Records from a collection of figures
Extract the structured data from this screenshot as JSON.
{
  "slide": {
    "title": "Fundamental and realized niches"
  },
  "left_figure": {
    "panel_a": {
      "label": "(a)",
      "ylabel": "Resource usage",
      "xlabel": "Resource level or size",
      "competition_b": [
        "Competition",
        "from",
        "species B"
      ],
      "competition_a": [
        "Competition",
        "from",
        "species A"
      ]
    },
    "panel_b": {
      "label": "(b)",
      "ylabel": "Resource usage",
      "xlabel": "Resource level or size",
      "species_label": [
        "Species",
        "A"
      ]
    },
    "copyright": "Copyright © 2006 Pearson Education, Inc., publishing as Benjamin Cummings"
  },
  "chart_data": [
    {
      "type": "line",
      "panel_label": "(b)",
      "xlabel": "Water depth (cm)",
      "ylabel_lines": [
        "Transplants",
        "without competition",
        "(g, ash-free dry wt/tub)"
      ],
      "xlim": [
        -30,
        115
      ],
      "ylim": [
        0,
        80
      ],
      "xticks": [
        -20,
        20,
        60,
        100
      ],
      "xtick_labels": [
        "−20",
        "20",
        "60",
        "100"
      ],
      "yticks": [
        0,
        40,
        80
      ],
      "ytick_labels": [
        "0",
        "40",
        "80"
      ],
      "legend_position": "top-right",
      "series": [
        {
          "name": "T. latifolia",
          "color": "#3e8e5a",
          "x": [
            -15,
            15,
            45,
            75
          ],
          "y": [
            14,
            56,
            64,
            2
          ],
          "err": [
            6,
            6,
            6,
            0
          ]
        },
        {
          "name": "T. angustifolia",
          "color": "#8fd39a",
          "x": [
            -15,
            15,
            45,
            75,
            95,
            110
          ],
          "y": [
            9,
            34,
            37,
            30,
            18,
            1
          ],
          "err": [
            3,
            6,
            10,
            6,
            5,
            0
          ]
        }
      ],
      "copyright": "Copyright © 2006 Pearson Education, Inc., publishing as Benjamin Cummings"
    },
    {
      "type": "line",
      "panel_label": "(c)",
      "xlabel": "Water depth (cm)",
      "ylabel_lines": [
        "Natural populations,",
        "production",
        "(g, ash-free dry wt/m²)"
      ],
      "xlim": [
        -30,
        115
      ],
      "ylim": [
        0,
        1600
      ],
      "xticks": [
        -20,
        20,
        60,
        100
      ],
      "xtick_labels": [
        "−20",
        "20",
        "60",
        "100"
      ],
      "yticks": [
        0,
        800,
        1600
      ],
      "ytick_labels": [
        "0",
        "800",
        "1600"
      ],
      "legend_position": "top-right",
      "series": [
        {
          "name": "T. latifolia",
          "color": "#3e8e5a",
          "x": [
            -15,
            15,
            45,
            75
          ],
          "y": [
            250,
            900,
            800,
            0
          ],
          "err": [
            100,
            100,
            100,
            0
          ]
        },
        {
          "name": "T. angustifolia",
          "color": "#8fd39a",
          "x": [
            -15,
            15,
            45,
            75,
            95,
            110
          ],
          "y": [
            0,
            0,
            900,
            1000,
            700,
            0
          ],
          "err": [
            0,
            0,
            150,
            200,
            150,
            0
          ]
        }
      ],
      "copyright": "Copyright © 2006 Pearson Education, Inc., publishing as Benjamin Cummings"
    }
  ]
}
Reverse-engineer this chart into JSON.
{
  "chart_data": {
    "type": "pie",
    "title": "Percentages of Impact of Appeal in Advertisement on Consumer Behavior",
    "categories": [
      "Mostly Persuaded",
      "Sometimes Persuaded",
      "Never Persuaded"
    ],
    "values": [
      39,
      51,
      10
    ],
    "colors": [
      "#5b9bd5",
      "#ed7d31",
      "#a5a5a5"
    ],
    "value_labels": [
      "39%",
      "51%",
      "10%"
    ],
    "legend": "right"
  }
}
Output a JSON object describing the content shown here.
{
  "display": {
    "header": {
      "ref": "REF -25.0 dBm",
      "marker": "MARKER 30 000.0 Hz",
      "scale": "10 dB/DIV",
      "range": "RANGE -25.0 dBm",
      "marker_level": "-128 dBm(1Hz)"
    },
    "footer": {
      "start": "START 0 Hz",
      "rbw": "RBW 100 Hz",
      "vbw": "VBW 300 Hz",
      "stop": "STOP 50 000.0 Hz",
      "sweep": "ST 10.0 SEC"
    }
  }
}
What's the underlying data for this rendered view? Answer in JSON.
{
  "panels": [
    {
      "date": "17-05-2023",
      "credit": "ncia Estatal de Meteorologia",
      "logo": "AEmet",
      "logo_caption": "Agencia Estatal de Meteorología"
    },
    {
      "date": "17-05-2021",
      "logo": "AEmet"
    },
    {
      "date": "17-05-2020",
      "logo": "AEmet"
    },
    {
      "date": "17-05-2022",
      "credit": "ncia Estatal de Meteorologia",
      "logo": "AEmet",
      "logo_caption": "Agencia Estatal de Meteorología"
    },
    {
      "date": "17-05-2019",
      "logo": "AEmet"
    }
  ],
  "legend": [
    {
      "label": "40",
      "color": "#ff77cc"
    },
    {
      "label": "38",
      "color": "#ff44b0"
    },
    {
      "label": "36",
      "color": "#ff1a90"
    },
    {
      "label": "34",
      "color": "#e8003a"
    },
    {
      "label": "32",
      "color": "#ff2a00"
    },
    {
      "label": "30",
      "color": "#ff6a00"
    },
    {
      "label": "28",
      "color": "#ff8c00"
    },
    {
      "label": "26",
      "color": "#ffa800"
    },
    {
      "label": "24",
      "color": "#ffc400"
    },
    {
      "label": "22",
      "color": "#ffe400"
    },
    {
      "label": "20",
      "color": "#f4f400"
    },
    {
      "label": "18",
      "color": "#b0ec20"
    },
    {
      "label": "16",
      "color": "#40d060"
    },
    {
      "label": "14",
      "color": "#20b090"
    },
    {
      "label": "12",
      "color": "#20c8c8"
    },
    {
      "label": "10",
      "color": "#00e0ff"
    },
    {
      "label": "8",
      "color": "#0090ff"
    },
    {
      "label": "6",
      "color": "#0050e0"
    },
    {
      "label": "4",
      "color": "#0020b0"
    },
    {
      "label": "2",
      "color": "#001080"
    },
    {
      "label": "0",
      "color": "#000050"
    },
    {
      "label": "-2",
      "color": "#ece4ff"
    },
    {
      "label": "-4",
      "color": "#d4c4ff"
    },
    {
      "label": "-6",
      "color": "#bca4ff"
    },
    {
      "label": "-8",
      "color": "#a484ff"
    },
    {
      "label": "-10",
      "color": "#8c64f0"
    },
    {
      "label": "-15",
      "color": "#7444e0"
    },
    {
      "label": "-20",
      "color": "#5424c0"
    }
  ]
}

WHAT YOU SHOULD DO: Extract each line of the listing above, copying it word for word.

SOLUTION FOR THIS EXERCISE:
Extract the structured data from this screenshot as JSON.
{
  "slide": {
    "title": "Fundamental and realized niches"
  },
  "left_figure": {
    "panel_a": {
      "label": "(a)",
      "ylabel": "Resource usage",
      "xlabel": "Resource level or size",
      "competition_b": [
        "Competition",
        "from",
        "species B"
      ],
      "competition_a": [
        "Competition",
        "from",
        "species A"
      ]
    },
    "panel_b": {
      "label": "(b)",
      "ylabel": "Resource usage",
      "xlabel": "Resource level or size",
      "species_label": [
        "Species",
        "A"
      ]
    },
    "copyright": "Copyright © 2006 Pearson Education, Inc., publishing as Benjamin Cummings"
  },
  "chart_data": [
    {
      "type": "line",
      "panel_label": "(b)",
      "xlabel": "Water depth (cm)",
      "ylabel_lines": [
        "Transplants",
        "without competition",
        "(g, ash-free dry wt/tub)"
      ],
      "xlim": [
        -30,
        115
      ],
      "ylim": [
        0,
        80
      ],
      "xticks": [
        -20,
        20,
        60,
        100
      ],
      "xtick_labels": [
        "−20",
        "20",
        "60",
        "100"
      ],
      "yticks": [
        0,
        40,
        80
      ],
      "ytick_labels": [
        "0",
        "40",
        "80"
      ],
      "legend_position": "top-right",
      "series": [
        {
          "name": "T. latifolia",
          "color": "#3e8e5a",
          "x": [
            -15,
            15,
            45,
            75
          ],
          "y": [
            14,
            56,
            64,
            2
          ],
          "err": [
            6,
            6,
            6,
            0
          ]
        },
        {
          "name": "T. angustifolia",
          "color": "#8fd39a",
          "x": [
            -15,
            15,
            45,
            75,
            95,
            110
          ],
          "y": [
            9,
            34,
            37,
            30,
            18,
            1
          ],
          "err": [
            3,
            6,
            10,
            6,
            5,
            0
          ]
        }
      ],
      "copyright": "Copyright © 2006 Pearson Education, Inc., publishing as Benjamin Cummings"
    },
    {
      "type": "line",
      "panel_label": "(c)",
      "xlabel": "Water depth (cm)",
      "ylabel_lines": [
        "Natural populations,",
        "production",
        "(g, ash-free dry wt/m²)"
      ],
      "xlim": [
        -30,
        115
      ],
      "ylim": [
        0,
        1600
      ],
      "xticks": [
        -20,
        20,
        60,
        100
      ],
      "xtick_labels": [
        "−20",
        "20",
        "60",
        "100"
      ],
      "yticks": [
        0,
        800,
        1600
      ],
      "ytick_labels": [
        "0",
        "800",
        "1600"
      ],
      "legend_position": "top-right",
      "series": [
        {
          "name": "T. latifolia",
          "color": "#3e8e5a",
          "x": [
            -15,
            15,
            45,
            75
          ],
          "y": [
            250,
            900,
            800,
            0
          ],
          "err": [
            100,
            100,
            100,
            0
          ]
        },
        {
          "name": "T. angustifolia",
          "color": "#8fd39a",
          "x": [
            -15,
            15,
            45,
            75,
            95,
            110
          ],
          "y": [
            0,
            0,
            900,
            1000,
            700,
            0
          ],
          "err": [
            0,
            0,
            150,
            200,
            150,
            0
          ]
        }
      ],
      "copyright": "Copyright © 2006 Pearson Education, Inc., publishing as Benjamin Cummings"
    }
  ]
}
Reverse-engineer this chart into JSON.
{
  "chart_data": {
    "type": "pie",
    "title": "Percentages of Impact of Appeal in Advertisement on Consumer Behavior",
    "categories": [
      "Mostly Persuaded",
      "Sometimes Persuaded",
      "Never Persuaded"
    ],
    "values": [
      39,
      51,
      10
    ],
    "colors": [
      "#5b9bd5",
      "#ed7d31",
      "#a5a5a5"
    ],
    "value_labels": [
      "39%",
      "51%",
      "10%"
    ],
    "legend": "right"
  }
}
Output a JSON object describing the content shown here.
{
  "display": {
    "header": {
      "ref": "REF -25.0 dBm",
      "marker": "MARKER 30 000.0 Hz",
      "scale": "10 dB/DIV",
      "range": "RANGE -25.0 dBm",
      "marker_level": "-128 dBm(1Hz)"
    },
    "footer": {
      "start": "START 0 Hz",
      "rbw": "RBW 100 Hz",
      "vbw": "VBW 300 Hz",
      "stop": "STOP 50 000.0 Hz",
      "sweep": "ST 10.0 SEC"
    }
  }
}
What's the underlying data for this rendered view? Answer in JSON.
{
  "panels": [
    {
      "date": "17-05-2023",
      "credit": "ncia Estatal de Meteorologia",
      "logo": "AEmet",
      "logo_caption": "Agencia Estatal de Meteorología"
    },
    {
      "date": "17-05-2021",
      "logo": "AEmet"
    },
    {
      "date": "17-05-2020",
      "logo": "AEmet"
    },
    {
      "date": "17-05-2022",
      "credit": "ncia Estatal de Meteorologia",
      "logo": "AEmet",
      "logo_caption": "Agencia Estatal de Meteorología"
    },
    {
      "date": "17-05-2019",
      "logo": "AEmet"
    }
  ],
  "legend": [
    {
      "label": "40",
      "color": "#ff77cc"
    },
    {
      "label": "38",
      "color": "#ff44b0"
    },
    {
      "label": "36",
      "color": "#ff1a90"
    },
    {
      "label": "34",
      "color": "#e8003a"
    },
    {
      "label": "32",
      "color": "#ff2a00"
    },
    {
      "label": "30",
      "color": "#ff6a00"
    },
    {
      "label": "28",
      "color": "#ff8c00"
    },
    {
      "label": "26",
      "color": "#ffa800"
    },
    {
      "label": "24",
      "color": "#ffc400"
    },
    {
      "label": "22",
      "color": "#ffe400"
    },
    {
      "label": "20",
      "color": "#f4f400"
    },
    {
      "label": "18",
      "color": "#b0ec20"
    },
    {
      "label": "16",
      "color": "#40d060"
    },
    {
      "label": "14",
      "color": "#20b090"
    },
    {
      "label": "12",
      "color": "#20c8c8"
    },
    {
      "label": "10",
      "color": "#00e0ff"
    },
    {
      "label": "8",
      "color": "#0090ff"
    },
    {
      "label": "6",
      "color": "#0050e0"
    },
    {
      "label": "4",
      "color": "#0020b0"
    },
    {
      "label": "2",
      "color": "#001080"
    },
    {
      "label": "0",
      "color": "#000050"
    },
    {
      "label": "-2",
      "color": "#ece4ff"
    },
    {
      "label": "-4",
      "color": "#d4c4ff"
    },
    {
      "label": "-6",
      "color": "#bca4ff"
    },
    {
      "label": "-8",
      "color": "#a484ff"
    },
    {
      "label": "-10",
      "color": "#8c64f0"
    },
    {
      "label": "-15",
      "color": "#7444e0"
    },
    {
      "label": "-20",
      "color": "#5424c0"
    }
  ]
}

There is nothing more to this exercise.